[Item position entries]
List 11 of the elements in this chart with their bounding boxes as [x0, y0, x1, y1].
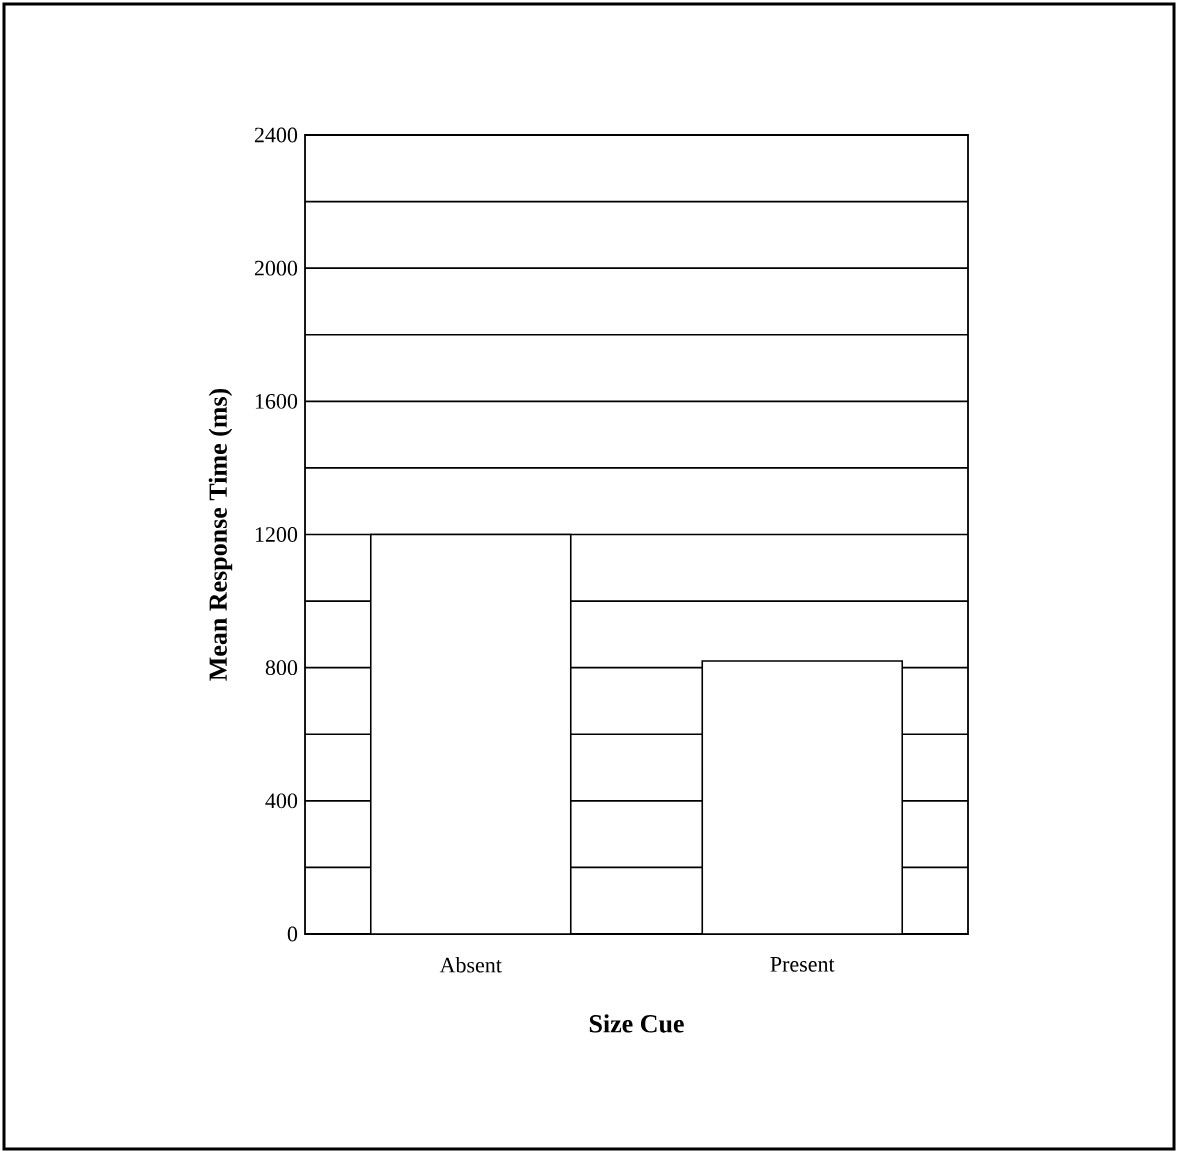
y-tick-label: 1600: [255, 393, 298, 409]
y-tick-label: 1200: [255, 527, 298, 542]
x-tick-label: Absent: [439, 957, 502, 973]
x-axis-title: Size Cue: [589, 1014, 684, 1033]
y-tick-label: 2400: [254, 127, 298, 143]
y-tick-label: 800: [265, 660, 298, 676]
y-tick-label: 400: [265, 793, 298, 809]
x-tick-label: Present: [770, 957, 835, 972]
y-tick-label: 0: [287, 926, 298, 942]
y-axis-title: Mean Response Time (ms): [208, 388, 233, 681]
y-tick-label: 2000: [254, 260, 298, 276]
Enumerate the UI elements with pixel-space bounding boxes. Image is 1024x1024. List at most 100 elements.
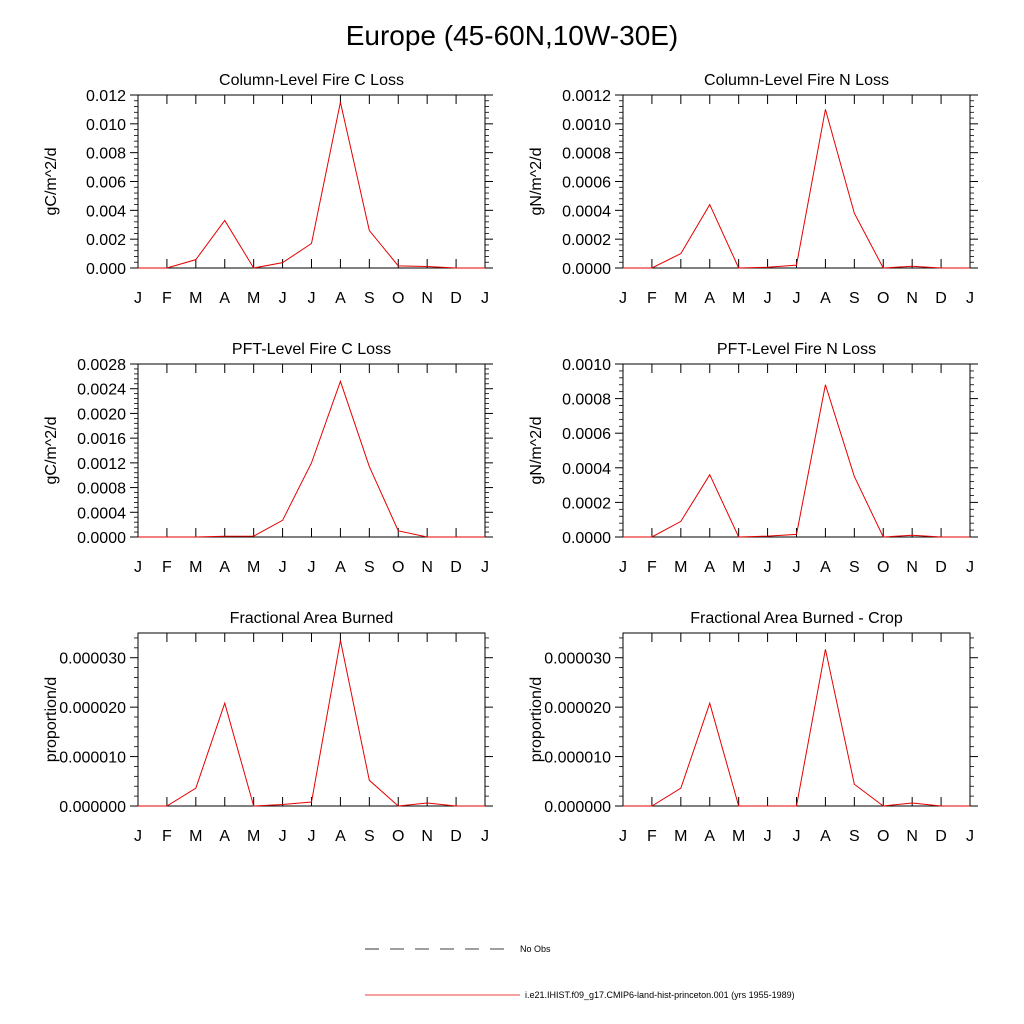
x-tick-label: J xyxy=(279,290,287,307)
chart-title: Column-Level Fire N Loss xyxy=(704,72,889,89)
y-tick-label: 0.000000 xyxy=(544,799,611,816)
x-tick-label: J xyxy=(793,290,801,307)
figure-title: Europe (45-60N,10W-30E) xyxy=(345,20,679,51)
series-line-1 xyxy=(138,102,485,269)
x-tick-label: A xyxy=(820,290,831,307)
x-tick-label: J xyxy=(619,559,627,576)
x-tick-label: N xyxy=(421,290,433,307)
x-tick-label: A xyxy=(335,559,346,576)
x-tick-label: M xyxy=(247,828,260,845)
x-tick-label: O xyxy=(877,290,889,307)
y-tick-label: 0.004 xyxy=(86,203,126,220)
x-tick-label: N xyxy=(421,828,433,845)
x-tick-label: M xyxy=(732,559,745,576)
chart-panel-6: Fractional Area Burned - Crop proportion/… xyxy=(528,610,978,845)
x-tick-label: O xyxy=(877,828,889,845)
y-tick-label: 0.012 xyxy=(86,88,126,105)
x-tick-label: J xyxy=(793,559,801,576)
x-tick-label: M xyxy=(247,290,260,307)
legend-item-model-run: i.e21.IHIST.f09_g17.CMIP6-land-hist-prin… xyxy=(0,986,1024,1006)
y-axis-label: gN/m^2/d xyxy=(528,148,545,216)
x-tick-label: M xyxy=(732,828,745,845)
y-tick-label: 0.0012 xyxy=(562,88,611,105)
x-tick-label: D xyxy=(935,290,947,307)
x-tick-label: M xyxy=(732,290,745,307)
x-tick-label: S xyxy=(849,559,860,576)
x-tick-label: M xyxy=(189,290,202,307)
x-tick-label: A xyxy=(704,290,715,307)
x-tick-label: D xyxy=(935,559,947,576)
y-tick-label: 0.008 xyxy=(86,146,126,163)
x-tick-label: D xyxy=(450,828,462,845)
x-tick-label: D xyxy=(450,290,462,307)
y-axis-label: gN/m^2/d xyxy=(528,417,545,485)
x-tick-label: A xyxy=(219,559,230,576)
x-tick-label: S xyxy=(849,828,860,845)
series-line-1 xyxy=(623,384,970,538)
y-tick-label: 0.000030 xyxy=(59,651,126,668)
y-tick-label: 0.0004 xyxy=(77,505,126,522)
x-tick-label: M xyxy=(247,559,260,576)
x-tick-label: F xyxy=(162,290,172,307)
x-tick-label: S xyxy=(849,290,860,307)
y-tick-label: 0.0004 xyxy=(562,461,611,478)
x-tick-label: N xyxy=(906,559,918,576)
x-tick-label: J xyxy=(134,290,142,307)
x-tick-label: J xyxy=(134,828,142,845)
x-tick-label: J xyxy=(308,290,316,307)
y-tick-label: 0.0008 xyxy=(562,146,611,163)
x-tick-label: J xyxy=(279,828,287,845)
x-tick-label: F xyxy=(647,290,657,307)
x-tick-label: J xyxy=(966,559,974,576)
x-tick-label: A xyxy=(820,828,831,845)
x-tick-label: N xyxy=(906,290,918,307)
x-tick-label: S xyxy=(364,828,375,845)
x-tick-label: N xyxy=(421,559,433,576)
y-tick-label: 0.0024 xyxy=(77,382,126,399)
x-tick-label: J xyxy=(134,559,142,576)
x-tick-label: J xyxy=(764,559,772,576)
y-tick-label: 0.000 xyxy=(86,261,126,278)
legend-label-model-run: i.e21.IHIST.f09_g17.CMIP6-land-hist-prin… xyxy=(525,990,795,1000)
x-tick-label: O xyxy=(392,290,404,307)
x-tick-label: N xyxy=(906,828,918,845)
y-tick-label: 0.0020 xyxy=(77,406,126,423)
y-tick-label: 0.0016 xyxy=(77,431,126,448)
y-axis-label: proportion/d xyxy=(528,677,545,762)
x-tick-label: S xyxy=(364,290,375,307)
series-line-1 xyxy=(623,109,970,269)
chart-title: Fractional Area Burned xyxy=(230,610,394,627)
y-tick-label: 0.0006 xyxy=(562,175,611,192)
y-tick-label: 0.0006 xyxy=(562,426,611,443)
x-tick-label: A xyxy=(219,290,230,307)
x-tick-label: A xyxy=(219,828,230,845)
y-axis-label: proportion/d xyxy=(43,677,60,762)
x-tick-label: O xyxy=(392,828,404,845)
y-tick-label: 0.0012 xyxy=(77,456,126,473)
y-tick-label: 0.0000 xyxy=(562,530,611,547)
legend-label-no-obs: No Obs xyxy=(520,944,551,954)
x-tick-label: A xyxy=(704,559,715,576)
x-tick-label: M xyxy=(189,828,202,845)
x-tick-label: A xyxy=(820,559,831,576)
x-tick-label: J xyxy=(619,828,627,845)
y-tick-label: 0.0008 xyxy=(77,481,126,498)
x-tick-label: F xyxy=(647,559,657,576)
x-tick-label: M xyxy=(674,290,687,307)
x-tick-label: M xyxy=(674,559,687,576)
x-tick-label: F xyxy=(162,828,172,845)
chart-title: PFT-Level Fire C Loss xyxy=(232,341,391,358)
x-tick-label: J xyxy=(966,828,974,845)
plot-frame xyxy=(622,94,971,269)
y-tick-label: 0.0000 xyxy=(77,530,126,547)
x-tick-label: J xyxy=(481,559,489,576)
y-tick-label: 0.0008 xyxy=(562,392,611,409)
legend-solid-line-icon xyxy=(365,994,520,996)
chart-title: Fractional Area Burned - Crop xyxy=(690,610,903,627)
y-tick-label: 0.000020 xyxy=(544,700,611,717)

__What the task requires__. Extract and repeat, with no changes, the records from the line that contains "x-tick-label: J xyxy=(279,290,287,307)" through the line that contains "chart-panel-6: Fractional Area", keeping both of those lines.

__Exercise solution__.
x-tick-label: J xyxy=(279,290,287,307)
chart-title: Column-Level Fire N Loss xyxy=(704,72,889,89)
y-tick-label: 0.000000 xyxy=(544,799,611,816)
x-tick-label: J xyxy=(793,290,801,307)
figure-title: Europe (45-60N,10W-30E) xyxy=(345,20,679,51)
series-line-1 xyxy=(138,102,485,269)
x-tick-label: A xyxy=(820,290,831,307)
x-tick-label: J xyxy=(619,559,627,576)
x-tick-label: N xyxy=(421,290,433,307)
x-tick-label: A xyxy=(335,559,346,576)
x-tick-label: M xyxy=(247,828,260,845)
x-tick-label: O xyxy=(877,290,889,307)
y-tick-label: 0.004 xyxy=(86,203,126,220)
x-tick-label: N xyxy=(421,828,433,845)
x-tick-label: M xyxy=(732,559,745,576)
chart-panel-6: Fractional Area Burned - Crop proportion/… xyxy=(528,610,978,845)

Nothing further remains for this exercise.